=== Supplied data ===

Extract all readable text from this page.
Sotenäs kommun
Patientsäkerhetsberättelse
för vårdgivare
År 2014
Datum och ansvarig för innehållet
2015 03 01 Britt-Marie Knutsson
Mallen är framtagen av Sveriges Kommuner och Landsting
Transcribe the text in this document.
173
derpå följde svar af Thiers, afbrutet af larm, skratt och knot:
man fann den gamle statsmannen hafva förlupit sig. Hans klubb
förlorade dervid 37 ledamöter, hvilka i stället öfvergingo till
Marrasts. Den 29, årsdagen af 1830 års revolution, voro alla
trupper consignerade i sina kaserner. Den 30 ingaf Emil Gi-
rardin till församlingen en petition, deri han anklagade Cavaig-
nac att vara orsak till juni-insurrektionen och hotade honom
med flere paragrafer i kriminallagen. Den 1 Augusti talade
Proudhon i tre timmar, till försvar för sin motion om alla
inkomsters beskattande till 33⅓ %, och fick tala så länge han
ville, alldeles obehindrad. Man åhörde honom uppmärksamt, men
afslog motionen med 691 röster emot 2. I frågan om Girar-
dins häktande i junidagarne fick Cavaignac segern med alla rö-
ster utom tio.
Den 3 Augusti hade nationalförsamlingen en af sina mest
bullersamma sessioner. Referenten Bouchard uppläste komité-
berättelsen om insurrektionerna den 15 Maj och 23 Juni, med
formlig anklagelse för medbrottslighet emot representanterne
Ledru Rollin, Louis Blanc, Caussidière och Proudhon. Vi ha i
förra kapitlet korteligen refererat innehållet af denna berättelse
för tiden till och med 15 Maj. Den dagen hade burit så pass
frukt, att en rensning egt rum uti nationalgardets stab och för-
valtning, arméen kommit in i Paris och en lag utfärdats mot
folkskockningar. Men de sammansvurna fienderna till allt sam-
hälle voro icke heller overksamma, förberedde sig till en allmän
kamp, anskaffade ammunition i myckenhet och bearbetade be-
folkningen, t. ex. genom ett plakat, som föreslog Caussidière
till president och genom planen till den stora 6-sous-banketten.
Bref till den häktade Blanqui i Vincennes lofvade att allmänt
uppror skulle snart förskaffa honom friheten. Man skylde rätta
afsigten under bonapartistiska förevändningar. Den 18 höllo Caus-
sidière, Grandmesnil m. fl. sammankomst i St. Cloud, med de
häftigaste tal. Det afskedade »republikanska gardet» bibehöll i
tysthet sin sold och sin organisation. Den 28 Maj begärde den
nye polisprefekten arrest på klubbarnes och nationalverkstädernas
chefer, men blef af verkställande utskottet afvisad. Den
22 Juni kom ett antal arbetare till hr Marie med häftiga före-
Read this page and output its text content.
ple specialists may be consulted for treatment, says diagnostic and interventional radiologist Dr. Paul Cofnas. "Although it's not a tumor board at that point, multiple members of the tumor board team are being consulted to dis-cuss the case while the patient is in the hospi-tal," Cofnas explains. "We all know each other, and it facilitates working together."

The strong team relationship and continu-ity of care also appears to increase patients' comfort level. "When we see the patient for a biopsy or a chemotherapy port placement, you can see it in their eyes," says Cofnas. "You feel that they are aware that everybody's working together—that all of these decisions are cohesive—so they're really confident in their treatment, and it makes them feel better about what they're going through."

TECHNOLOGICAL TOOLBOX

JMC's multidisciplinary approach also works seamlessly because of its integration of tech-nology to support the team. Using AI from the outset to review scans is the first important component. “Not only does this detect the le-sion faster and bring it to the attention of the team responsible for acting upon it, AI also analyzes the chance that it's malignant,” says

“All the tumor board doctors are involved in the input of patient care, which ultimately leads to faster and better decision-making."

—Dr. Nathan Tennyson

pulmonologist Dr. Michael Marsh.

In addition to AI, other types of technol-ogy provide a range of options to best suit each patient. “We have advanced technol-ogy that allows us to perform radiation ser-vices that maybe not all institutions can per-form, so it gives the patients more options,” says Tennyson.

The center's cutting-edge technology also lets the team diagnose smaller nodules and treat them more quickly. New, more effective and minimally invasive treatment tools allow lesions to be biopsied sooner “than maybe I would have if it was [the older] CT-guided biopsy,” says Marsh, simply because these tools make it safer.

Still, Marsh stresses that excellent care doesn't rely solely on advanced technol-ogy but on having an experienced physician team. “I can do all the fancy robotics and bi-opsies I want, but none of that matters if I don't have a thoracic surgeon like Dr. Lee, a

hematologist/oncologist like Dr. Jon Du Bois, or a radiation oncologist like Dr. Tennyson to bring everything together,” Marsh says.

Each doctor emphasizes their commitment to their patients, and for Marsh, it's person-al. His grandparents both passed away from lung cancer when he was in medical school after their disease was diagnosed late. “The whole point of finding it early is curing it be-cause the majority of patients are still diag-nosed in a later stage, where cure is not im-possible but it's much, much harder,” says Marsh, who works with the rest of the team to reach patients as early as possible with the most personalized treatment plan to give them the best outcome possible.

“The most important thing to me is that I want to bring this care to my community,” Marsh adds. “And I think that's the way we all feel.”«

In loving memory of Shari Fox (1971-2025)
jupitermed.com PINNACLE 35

===

§ Problem details: Print the records above in full, exactly.

§ Answer space:
Extract all readable text from this page.
Sotenäs kommun
Patientsäkerhetsberättelse
för vårdgivare
År 2014
Datum och ansvarig för innehållet
2015 03 01 Britt-Marie Knutsson
Mallen är framtagen av Sveriges Kommuner och Landsting
Transcribe the text in this document.
173
derpå följde svar af Thiers, afbrutet af larm, skratt och knot:
man fann den gamle statsmannen hafva förlupit sig. Hans klubb
förlorade dervid 37 ledamöter, hvilka i stället öfvergingo till
Marrasts. Den 29, årsdagen af 1830 års revolution, voro alla
trupper consignerade i sina kaserner. Den 30 ingaf Emil Gi-
rardin till församlingen en petition, deri han anklagade Cavaig-
nac att vara orsak till juni-insurrektionen och hotade honom
med flere paragrafer i kriminallagen. Den 1 Augusti talade
Proudhon i tre timmar, till försvar för sin motion om alla
inkomsters beskattande till 33⅓ %, och fick tala så länge han
ville, alldeles obehindrad. Man åhörde honom uppmärksamt, men
afslog motionen med 691 röster emot 2. I frågan om Girar-
dins häktande i junidagarne fick Cavaignac segern med alla rö-
ster utom tio.
Den 3 Augusti hade nationalförsamlingen en af sina mest
bullersamma sessioner. Referenten Bouchard uppläste komité-
berättelsen om insurrektionerna den 15 Maj och 23 Juni, med
formlig anklagelse för medbrottslighet emot representanterne
Ledru Rollin, Louis Blanc, Caussidière och Proudhon. Vi ha i
förra kapitlet korteligen refererat innehållet af denna berättelse
för tiden till och med 15 Maj. Den dagen hade burit så pass
frukt, att en rensning egt rum uti nationalgardets stab och för-
valtning, arméen kommit in i Paris och en lag utfärdats mot
folkskockningar. Men de sammansvurna fienderna till allt sam-
hälle voro icke heller overksamma, förberedde sig till en allmän
kamp, anskaffade ammunition i myckenhet och bearbetade be-
folkningen, t. ex. genom ett plakat, som föreslog Caussidière
till president och genom planen till den stora 6-sous-banketten.
Bref till den häktade Blanqui i Vincennes lofvade att allmänt
uppror skulle snart förskaffa honom friheten. Man skylde rätta
afsigten under bonapartistiska förevändningar. Den 18 höllo Caus-
sidière, Grandmesnil m. fl. sammankomst i St. Cloud, med de
häftigaste tal. Det afskedade »republikanska gardet» bibehöll i
tysthet sin sold och sin organisation. Den 28 Maj begärde den
nye polisprefekten arrest på klubbarnes och nationalverkstädernas
chefer, men blef af verkställande utskottet afvisad. Den
22 Juni kom ett antal arbetare till hr Marie med häftiga före-
Read this page and output its text content.
ple specialists may be consulted for treatment, says diagnostic and interventional radiologist Dr. Paul Cofnas. "Although it's not a tumor board at that point, multiple members of the tumor board team are being consulted to dis-cuss the case while the patient is in the hospi-tal," Cofnas explains. "We all know each other, and it facilitates working together."

The strong team relationship and continu-ity of care also appears to increase patients' comfort level. "When we see the patient for a biopsy or a chemotherapy port placement, you can see it in their eyes," says Cofnas. "You feel that they are aware that everybody's working together—that all of these decisions are cohesive—so they're really confident in their treatment, and it makes them feel better about what they're going through."

TECHNOLOGICAL TOOLBOX

JMC's multidisciplinary approach also works seamlessly because of its integration of tech-nology to support the team. Using AI from the outset to review scans is the first important component. “Not only does this detect the le-sion faster and bring it to the attention of the team responsible for acting upon it, AI also analyzes the chance that it's malignant,” says

“All the tumor board doctors are involved in the input of patient care, which ultimately leads to faster and better decision-making."

—Dr. Nathan Tennyson

pulmonologist Dr. Michael Marsh.

In addition to AI, other types of technol-ogy provide a range of options to best suit each patient. “We have advanced technol-ogy that allows us to perform radiation ser-vices that maybe not all institutions can per-form, so it gives the patients more options,” says Tennyson.

The center's cutting-edge technology also lets the team diagnose smaller nodules and treat them more quickly. New, more effective and minimally invasive treatment tools allow lesions to be biopsied sooner “than maybe I would have if it was [the older] CT-guided biopsy,” says Marsh, simply because these tools make it safer.

Still, Marsh stresses that excellent care doesn't rely solely on advanced technol-ogy but on having an experienced physician team. “I can do all the fancy robotics and bi-opsies I want, but none of that matters if I don't have a thoracic surgeon like Dr. Lee, a

hematologist/oncologist like Dr. Jon Du Bois, or a radiation oncologist like Dr. Tennyson to bring everything together,” Marsh says.

Each doctor emphasizes their commitment to their patients, and for Marsh, it's person-al. His grandparents both passed away from lung cancer when he was in medical school after their disease was diagnosed late. “The whole point of finding it early is curing it be-cause the majority of patients are still diag-nosed in a later stage, where cure is not im-possible but it's much, much harder,” says Marsh, who works with the rest of the team to reach patients as early as possible with the most personalized treatment plan to give them the best outcome possible.

“The most important thing to me is that I want to bring this care to my community,” Marsh adds. “And I think that's the way we all feel.”«

In loving memory of Shari Fox (1971-2025)
jupitermed.com PINNACLE 35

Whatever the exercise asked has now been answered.